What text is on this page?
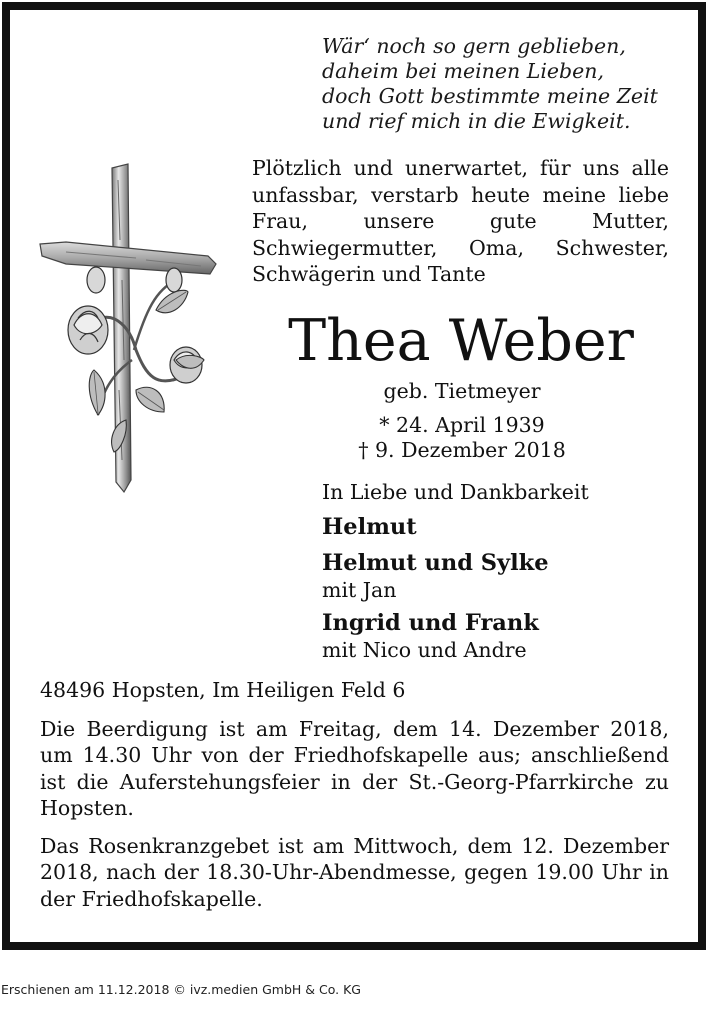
Wär‘ noch so gern geblieben,
daheim bei meinen Lieben,
doch Gott bestimmte meine Zeit
und rief mich in die Ewigkeit.
Plötzlich und unerwartet, für uns alle unfassbar, verstarb heute meine liebe Frau, unsere gute Mutter, Schwiegermutter, Oma, Schwester, Schwägerin und Tante
Thea Weber
geb. Tietmeyer
* 24. April 1939
† 9. Dezember 2018
In Liebe und Dankbarkeit
Helmut
Helmut und Sylke
mit Jan
Ingrid und Frank
mit Nico und Andre
48496 Hopsten, Im Heiligen Feld 6
Die Beerdigung ist am Freitag, dem 14. Dezember 2018, um 14.30 Uhr von der Friedhofskapelle aus; anschließend ist die Auferstehungsfeier in der St.-Georg-Pfarrkirche zu Hopsten.
Das Rosenkranzgebet ist am Mittwoch, dem 12. Dezember 2018, nach der 18.30-Uhr-Abendmesse, gegen 19.00 Uhr in der Friedhofskapelle.
Erschienen am 11.12.2018 © ivz.medien GmbH & Co. KG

########

All of the data above should be quoted exactly, except for the pictures.

Finished exercise.
What text is on this page?
Wär‘ noch so gern geblieben,
daheim bei meinen Lieben,
doch Gott bestimmte meine Zeit
und rief mich in die Ewigkeit.
Plötzlich und unerwartet, für uns alle unfassbar, verstarb heute meine liebe Frau, unsere gute Mutter, Schwiegermutter, Oma, Schwester, Schwägerin und Tante
Thea Weber
geb. Tietmeyer
* 24. April 1939
† 9. Dezember 2018
In Liebe und Dankbarkeit
Helmut
Helmut und Sylke
mit Jan
Ingrid und Frank
mit Nico und Andre
48496 Hopsten, Im Heiligen Feld 6
Die Beerdigung ist am Freitag, dem 14. Dezember 2018, um 14.30 Uhr von der Friedhofskapelle aus; anschließend ist die Auferstehungsfeier in der St.-Georg-Pfarrkirche zu Hopsten.
Das Rosenkranzgebet ist am Mittwoch, dem 12. Dezember 2018, nach der 18.30-Uhr-Abendmesse, gegen 19.00 Uhr in der Friedhofskapelle.
Erschienen am 11.12.2018 © ivz.medien GmbH & Co. KG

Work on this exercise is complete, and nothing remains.